■ TASK OBJECTIVE
Exact repetition of every entry is required.

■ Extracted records
□ □ □
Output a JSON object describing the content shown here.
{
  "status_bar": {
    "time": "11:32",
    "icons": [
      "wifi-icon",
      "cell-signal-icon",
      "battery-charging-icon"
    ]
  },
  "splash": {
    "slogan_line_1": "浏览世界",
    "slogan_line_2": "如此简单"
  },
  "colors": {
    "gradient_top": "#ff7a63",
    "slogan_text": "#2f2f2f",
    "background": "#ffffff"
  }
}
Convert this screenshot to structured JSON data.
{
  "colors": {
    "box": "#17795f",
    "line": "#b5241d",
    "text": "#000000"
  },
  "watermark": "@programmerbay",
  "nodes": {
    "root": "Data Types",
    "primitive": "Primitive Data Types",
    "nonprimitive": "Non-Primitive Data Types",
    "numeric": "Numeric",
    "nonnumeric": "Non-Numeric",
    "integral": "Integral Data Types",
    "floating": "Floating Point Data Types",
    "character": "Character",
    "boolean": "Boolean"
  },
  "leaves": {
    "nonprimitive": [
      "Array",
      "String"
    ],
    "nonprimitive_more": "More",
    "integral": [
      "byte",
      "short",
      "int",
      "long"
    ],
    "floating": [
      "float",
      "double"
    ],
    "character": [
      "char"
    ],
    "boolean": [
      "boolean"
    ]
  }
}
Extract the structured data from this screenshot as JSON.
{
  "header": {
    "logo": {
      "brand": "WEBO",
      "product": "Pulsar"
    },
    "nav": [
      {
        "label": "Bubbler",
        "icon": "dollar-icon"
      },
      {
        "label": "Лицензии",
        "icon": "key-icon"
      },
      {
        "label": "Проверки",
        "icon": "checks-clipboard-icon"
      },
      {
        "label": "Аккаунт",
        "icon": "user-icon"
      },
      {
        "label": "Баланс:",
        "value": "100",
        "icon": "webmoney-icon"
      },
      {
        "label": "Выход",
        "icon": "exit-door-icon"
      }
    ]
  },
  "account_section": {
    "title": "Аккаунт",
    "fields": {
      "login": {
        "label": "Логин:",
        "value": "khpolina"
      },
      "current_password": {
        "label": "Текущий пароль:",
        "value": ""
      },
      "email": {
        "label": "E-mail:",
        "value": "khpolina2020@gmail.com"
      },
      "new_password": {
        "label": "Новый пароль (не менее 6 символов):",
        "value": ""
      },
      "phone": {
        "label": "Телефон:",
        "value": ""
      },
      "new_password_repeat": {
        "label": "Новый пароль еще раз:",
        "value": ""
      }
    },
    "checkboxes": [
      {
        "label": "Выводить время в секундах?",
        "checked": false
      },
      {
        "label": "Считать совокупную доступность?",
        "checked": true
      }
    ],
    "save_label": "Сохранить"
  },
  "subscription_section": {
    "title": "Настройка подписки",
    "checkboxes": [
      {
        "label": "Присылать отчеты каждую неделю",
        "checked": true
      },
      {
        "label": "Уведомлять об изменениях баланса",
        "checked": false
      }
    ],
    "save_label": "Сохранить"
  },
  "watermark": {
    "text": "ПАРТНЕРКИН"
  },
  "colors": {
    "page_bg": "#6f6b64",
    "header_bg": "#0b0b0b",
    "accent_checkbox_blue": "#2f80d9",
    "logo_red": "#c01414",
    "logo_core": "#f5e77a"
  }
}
□ □ □
■ FULL ANSWER
Output a JSON object describing the content shown here.
{
  "status_bar": {
    "time": "11:32",
    "icons": [
      "wifi-icon",
      "cell-signal-icon",
      "battery-charging-icon"
    ]
  },
  "splash": {
    "slogan_line_1": "浏览世界",
    "slogan_line_2": "如此简单"
  },
  "colors": {
    "gradient_top": "#ff7a63",
    "slogan_text": "#2f2f2f",
    "background": "#ffffff"
  }
}
Convert this screenshot to structured JSON data.
{
  "colors": {
    "box": "#17795f",
    "line": "#b5241d",
    "text": "#000000"
  },
  "watermark": "@programmerbay",
  "nodes": {
    "root": "Data Types",
    "primitive": "Primitive Data Types",
    "nonprimitive": "Non-Primitive Data Types",
    "numeric": "Numeric",
    "nonnumeric": "Non-Numeric",
    "integral": "Integral Data Types",
    "floating": "Floating Point Data Types",
    "character": "Character",
    "boolean": "Boolean"
  },
  "leaves": {
    "nonprimitive": [
      "Array",
      "String"
    ],
    "nonprimitive_more": "More",
    "integral": [
      "byte",
      "short",
      "int",
      "long"
    ],
    "floating": [
      "float",
      "double"
    ],
    "character": [
      "char"
    ],
    "boolean": [
      "boolean"
    ]
  }
}
Extract the structured data from this screenshot as JSON.
{
  "header": {
    "logo": {
      "brand": "WEBO",
      "product": "Pulsar"
    },
    "nav": [
      {
        "label": "Bubbler",
        "icon": "dollar-icon"
      },
      {
        "label": "Лицензии",
        "icon": "key-icon"
      },
      {
        "label": "Проверки",
        "icon": "checks-clipboard-icon"
      },
      {
        "label": "Аккаунт",
        "icon": "user-icon"
      },
      {
        "label": "Баланс:",
        "value": "100",
        "icon": "webmoney-icon"
      },
      {
        "label": "Выход",
        "icon": "exit-door-icon"
      }
    ]
  },
  "account_section": {
    "title": "Аккаунт",
    "fields": {
      "login": {
        "label": "Логин:",
        "value": "khpolina"
      },
      "current_password": {
        "label": "Текущий пароль:",
        "value": ""
      },
      "email": {
        "label": "E-mail:",
        "value": "khpolina2020@gmail.com"
      },
      "new_password": {
        "label": "Новый пароль (не менее 6 символов):",
        "value": ""
      },
      "phone": {
        "label": "Телефон:",
        "value": ""
      },
      "new_password_repeat": {
        "label": "Новый пароль еще раз:",
        "value": ""
      }
    },
    "checkboxes": [
      {
        "label": "Выводить время в секундах?",
        "checked": false
      },
      {
        "label": "Считать совокупную доступность?",
        "checked": true
      }
    ],
    "save_label": "Сохранить"
  },
  "subscription_section": {
    "title": "Настройка подписки",
    "checkboxes": [
      {
        "label": "Присылать отчеты каждую неделю",
        "checked": true
      },
      {
        "label": "Уведомлять об изменениях баланса",
        "checked": false
      }
    ],
    "save_label": "Сохранить"
  },
  "watermark": {
    "text": "ПАРТНЕРКИН"
  },
  "colors": {
    "page_bg": "#6f6b64",
    "header_bg": "#0b0b0b",
    "accent_checkbox_blue": "#2f80d9",
    "logo_red": "#c01414",
    "logo_core": "#f5e77a"
  }
}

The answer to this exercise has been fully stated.